What you will do: Quote the entries in full, character for character, without their images.

## start Available records

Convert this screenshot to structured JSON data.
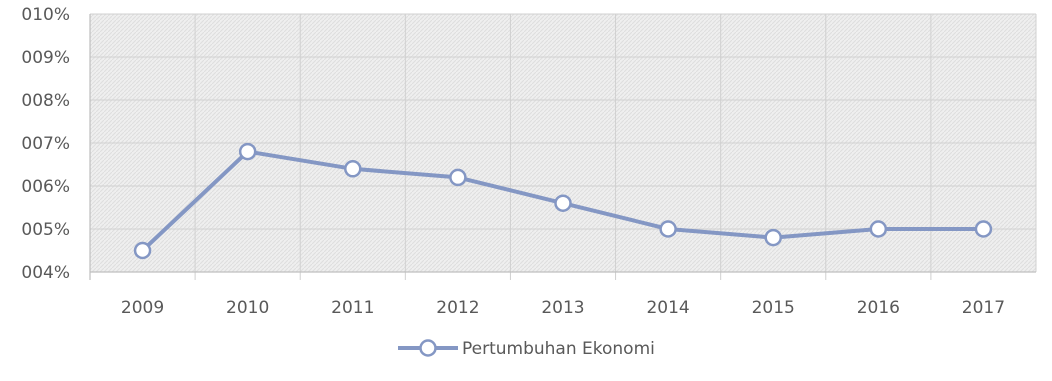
{
  "chart_data": {
    "type": "line",
    "title": "",
    "xlabel": "",
    "ylabel": "",
    "categories": [
      "2009",
      "2010",
      "2011",
      "2012",
      "2013",
      "2014",
      "2015",
      "2016",
      "2017"
    ],
    "series": [
      {
        "name": "Pertumbuhan Ekonomi",
        "values": [
          4.5,
          6.8,
          6.4,
          6.2,
          5.6,
          5.0,
          4.8,
          5.0,
          5.0
        ],
        "color": "#8497c4"
      }
    ],
    "ylim": [
      4,
      10
    ],
    "y_ticks": [
      "004%",
      "005%",
      "006%",
      "007%",
      "008%",
      "009%",
      "010%"
    ],
    "grid": true,
    "legend": "bottom-center",
    "plot_background": "#ececec",
    "grid_color": "#d0d0d0"
  }
}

## end Available records

Task answer:
Convert this screenshot to structured JSON data.
{
  "chart_data": {
    "type": "line",
    "title": "",
    "xlabel": "",
    "ylabel": "",
    "categories": [
      "2009",
      "2010",
      "2011",
      "2012",
      "2013",
      "2014",
      "2015",
      "2016",
      "2017"
    ],
    "series": [
      {
        "name": "Pertumbuhan Ekonomi",
        "values": [
          4.5,
          6.8,
          6.4,
          6.2,
          5.6,
          5.0,
          4.8,
          5.0,
          5.0
        ],
        "color": "#8497c4"
      }
    ],
    "ylim": [
      4,
      10
    ],
    "y_ticks": [
      "004%",
      "005%",
      "006%",
      "007%",
      "008%",
      "009%",
      "010%"
    ],
    "grid": true,
    "legend": "bottom-center",
    "plot_background": "#ececec",
    "grid_color": "#d0d0d0"
  }
}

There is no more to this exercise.